▶ Goal: Find the word "financing" in the material below and gather every line that contains it.

——————

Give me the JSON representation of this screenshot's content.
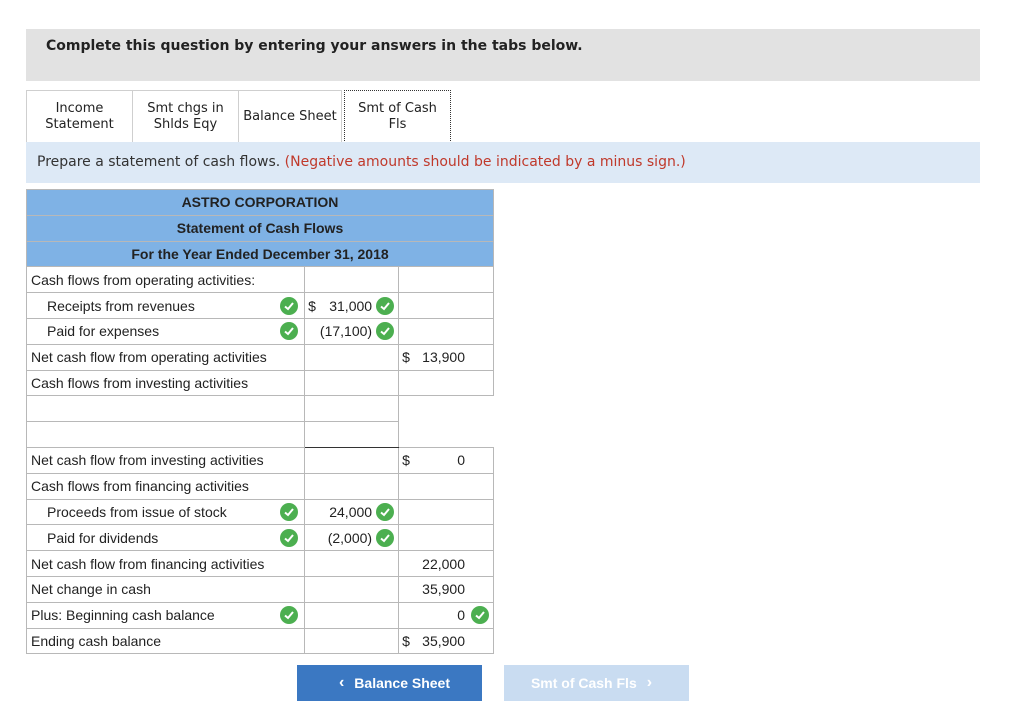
{
  "instruction": "Complete this question by entering your answers in the tabs below.",
  "tabs": [
    {
      "label_line1": "Income",
      "label_line2": "Statement"
    },
    {
      "label_line1": "Smt chgs in",
      "label_line2": "Shlds Eqy"
    },
    {
      "label_line1": "Balance Sheet",
      "label_line2": ""
    },
    {
      "label_line1": "Smt of Cash",
      "label_line2": "Fls",
      "active": true
    }
  ],
  "prompt": {
    "text": "Prepare a statement of cash flows.",
    "note": "(Negative amounts should be indicated by a minus sign.)"
  },
  "statement": {
    "company": "ASTRO CORPORATION",
    "title": "Statement of Cash Flows",
    "period": "For the Year Ended December 31, 2018",
    "rows": {
      "op_header": "Cash flows from operating activities:",
      "receipts_label": "Receipts from revenues",
      "receipts_value": "31,000",
      "paid_expenses_label": "Paid for expenses",
      "paid_expenses_value": "(17,100)",
      "net_op_label": "Net cash flow from operating activities",
      "net_op_value": "13,900",
      "inv_header": "Cash flows from investing activities",
      "inv_blank1_label": "",
      "inv_blank1_value": "",
      "inv_blank2_label": "",
      "inv_blank2_value": "",
      "net_inv_label": "Net cash flow from investing activities",
      "net_inv_value": "0",
      "fin_header": "Cash flows from financing activities",
      "stock_label": "Proceeds from issue of stock",
      "stock_value": "24,000",
      "dividends_label": "Paid for dividends",
      "dividends_value": "(2,000)",
      "net_fin_label": "Net cash flow from financing activities",
      "net_fin_value": "22,000",
      "net_change_label": "Net change in cash",
      "net_change_value": "35,900",
      "begin_label": "Plus: Beginning cash balance",
      "begin_value": "0",
      "end_label": "Ending cash balance",
      "end_value": "35,900"
    },
    "currency_symbol": "$"
  },
  "nav": {
    "prev_label": "Balance Sheet",
    "next_label": "Smt of Cash Fls"
  },
  "colors": {
    "header_blue": "#7fb2e5",
    "check_green": "#4caf50",
    "prev_button": "#3b78c2",
    "next_button_disabled": "#c9dcf1",
    "note_red": "#c0392b"
  }
}
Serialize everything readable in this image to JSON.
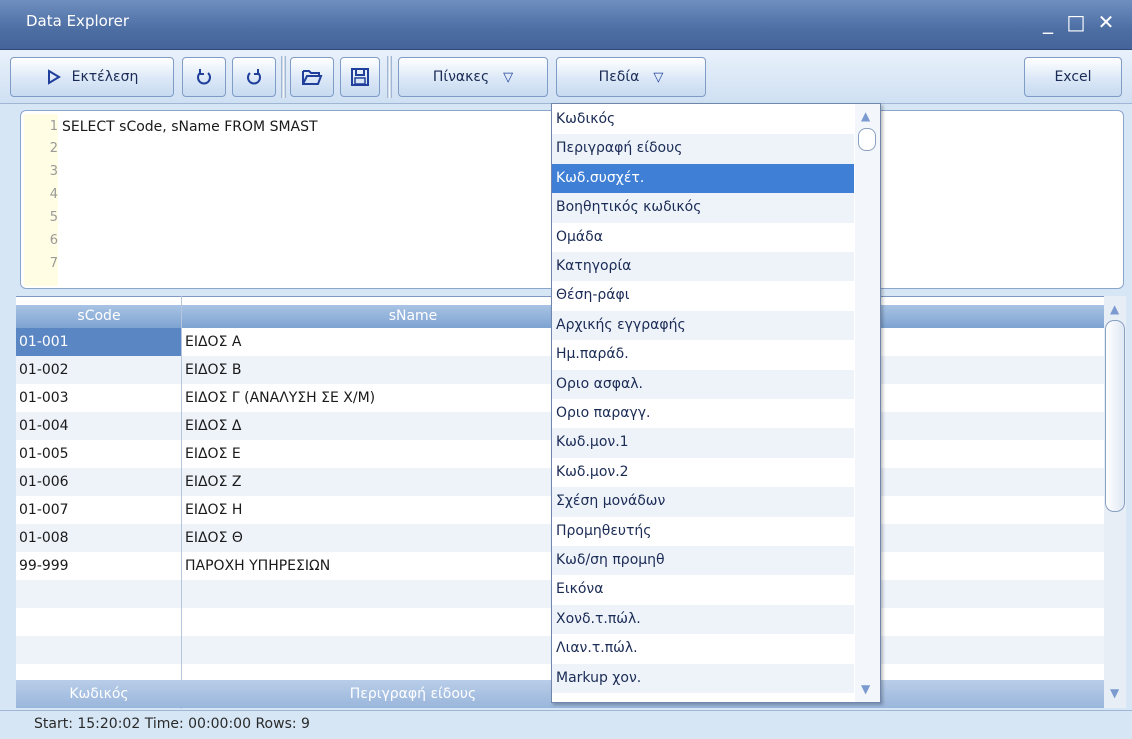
{
  "window": {
    "title": "Data Explorer"
  },
  "toolbar": {
    "run_label": "Εκτέλεση",
    "tables_label": "Πίνακες",
    "fields_label": "Πεδία",
    "excel_label": "Excel"
  },
  "editor": {
    "line_numbers": [
      "1",
      "2",
      "3",
      "4",
      "5",
      "6",
      "7"
    ],
    "sql": "SELECT sCode, sName FROM SMAST"
  },
  "grid": {
    "columns": [
      "sCode",
      "sName"
    ],
    "footer": [
      "Κωδικός",
      "Περιγραφή είδους"
    ],
    "rows": [
      [
        "01-001",
        "ΕΙΔΟΣ Α"
      ],
      [
        "01-002",
        "ΕΙΔΟΣ Β"
      ],
      [
        "01-003",
        "ΕΙΔΟΣ Γ (ΑΝΑΛΥΣΗ ΣΕ Χ/Μ)"
      ],
      [
        "01-004",
        "ΕΙΔΟΣ Δ"
      ],
      [
        "01-005",
        "ΕΙΔΟΣ Ε"
      ],
      [
        "01-006",
        "ΕΙΔΟΣ Ζ"
      ],
      [
        "01-007",
        "ΕΙΔΟΣ Η"
      ],
      [
        "01-008",
        "ΕΙΔΟΣ Θ"
      ],
      [
        "99-999",
        "ΠΑΡΟΧΗ ΥΠΗΡΕΣΙΩΝ"
      ]
    ]
  },
  "fields_dropdown": {
    "selected_index": 2,
    "items": [
      "Κωδικός",
      "Περιγραφή είδους",
      "Κωδ.συσχέτ.",
      "Βοηθητικός κωδικός",
      "Ομάδα",
      "Κατηγορία",
      "Θέση-ράφι",
      "Αρχικής εγγραφής",
      "Ημ.παράδ.",
      "Οριο ασφαλ.",
      "Οριο παραγγ.",
      "Κωδ.μον.1",
      "Κωδ.μον.2",
      "Σχέση μονάδων",
      "Προμηθευτής",
      "Κωδ/ση προμηθ",
      "Εικόνα",
      "Χονδ.τ.πώλ.",
      "Λιαν.τ.πώλ.",
      "Markup χον."
    ]
  },
  "status": {
    "text": "Start: 15:20:02  Time: 00:00:00  Rows: 9"
  },
  "colors": {
    "selection": "#3f7fd5",
    "title_bar": "#4d6ea3",
    "header": "#7ea3d2"
  },
  "icons": [
    "play-icon",
    "undo-icon",
    "redo-icon",
    "folder-open-icon",
    "save-icon",
    "chevron-down-icon",
    "minimize-icon",
    "maximize-icon",
    "close-icon"
  ]
}
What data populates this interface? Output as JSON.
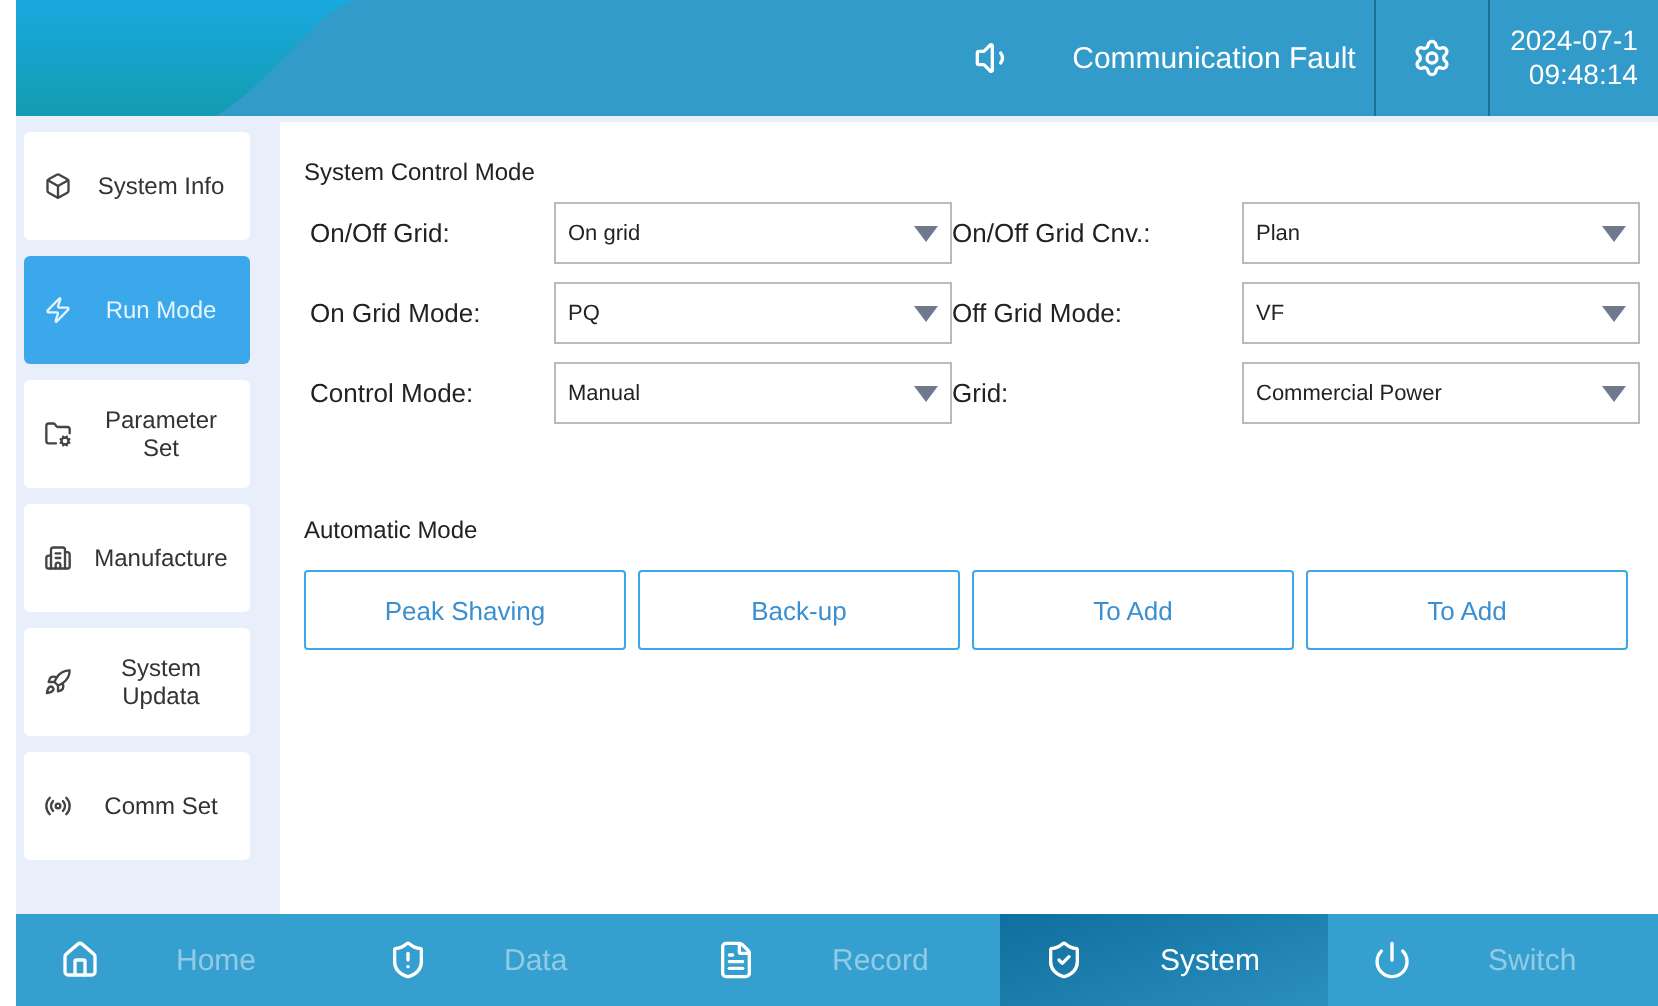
{
  "header": {
    "alarm": "Communication Fault",
    "date": "2024-07-1",
    "time": "09:48:14"
  },
  "sidebar": {
    "items": [
      {
        "label": "System Info",
        "selected": false
      },
      {
        "label": "Run Mode",
        "selected": true
      },
      {
        "label": "Parameter Set",
        "selected": false
      },
      {
        "label": "Manufacture",
        "selected": false
      },
      {
        "label": "System Updata",
        "selected": false
      },
      {
        "label": "Comm Set",
        "selected": false
      }
    ]
  },
  "control_mode": {
    "title": "System Control Mode",
    "fields": [
      {
        "label": "On/Off Grid:",
        "value": "On grid"
      },
      {
        "label": "On/Off Grid Cnv.:",
        "value": "Plan"
      },
      {
        "label": "On Grid Mode:",
        "value": "PQ"
      },
      {
        "label": "Off Grid Mode:",
        "value": "VF"
      },
      {
        "label": "Control Mode:",
        "value": "Manual"
      },
      {
        "label": "Grid:",
        "value": "Commercial Power"
      }
    ]
  },
  "automatic_mode": {
    "title": "Automatic Mode",
    "buttons": [
      "Peak Shaving",
      "Back-up",
      "To Add",
      "To Add"
    ]
  },
  "bottom_nav": [
    {
      "label": "Home",
      "selected": false
    },
    {
      "label": "Data",
      "selected": false
    },
    {
      "label": "Record",
      "selected": false
    },
    {
      "label": "System",
      "selected": true
    },
    {
      "label": "Switch",
      "selected": false
    }
  ]
}
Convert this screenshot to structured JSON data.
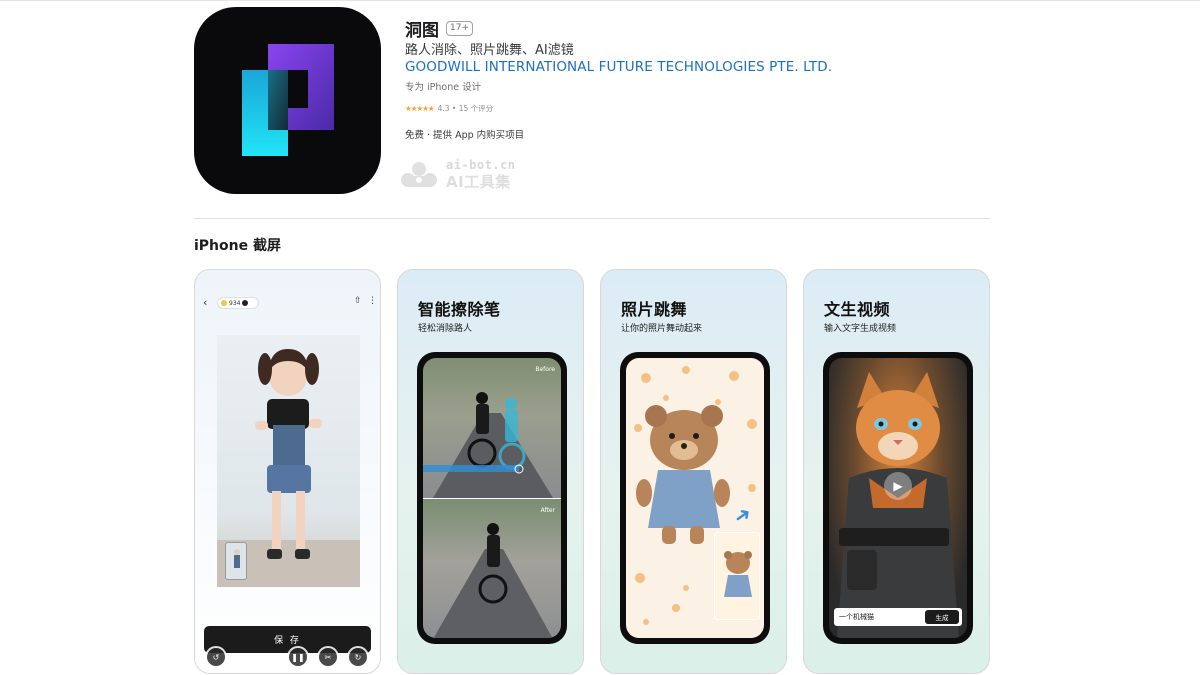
{
  "app": {
    "title": "洞图",
    "age_rating": "17+",
    "subtitle": "路人消除、照片跳舞、AI滤镜",
    "developer": "GOODWILL INTERNATIONAL FUTURE TECHNOLOGIES PTE. LTD.",
    "designed_for": "专为 iPhone 设计",
    "stars": "★★★★★",
    "rating_text": "4.3 • 15 个评分",
    "rating_value": 4.3,
    "price_text": "免费 · 提供 App 内购买项目"
  },
  "watermark": {
    "url": "ai-bot.cn",
    "name": "AI工具集"
  },
  "section": {
    "title": "iPhone 截屏"
  },
  "shots": [
    {
      "back_icon": "‹",
      "coin_count": "934",
      "share_icon": "⇧",
      "more_icon": "⋮",
      "save_label": "保 存",
      "tools": [
        "↺",
        "❚❚",
        "✂",
        "↻"
      ]
    },
    {
      "heading": "智能擦除笔",
      "caption": "轻松消除路人",
      "before_label": "Before",
      "after_label": "After"
    },
    {
      "heading": "照片跳舞",
      "caption": "让你的照片舞动起来"
    },
    {
      "heading": "文生视频",
      "caption": "输入文字生成视频",
      "prompt_text": "一个机械猫",
      "generate_label": "生成"
    }
  ],
  "colors": {
    "developer_link": "#1a6fc7",
    "star": "#f2a33a",
    "icon_bg": "#0a0a0c",
    "icon_purple": "#7b3fe4",
    "icon_cyan": "#1fd3f0"
  },
  "icons": {
    "app_icon": "dongtu-logo-icon",
    "watermark_logo": "cloud-logo-icon"
  }
}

——————

▶ Completed task:
      "fin_header": "Cash flows from financing activities",
      "net_fin_label": "Net cash flow from financing activities",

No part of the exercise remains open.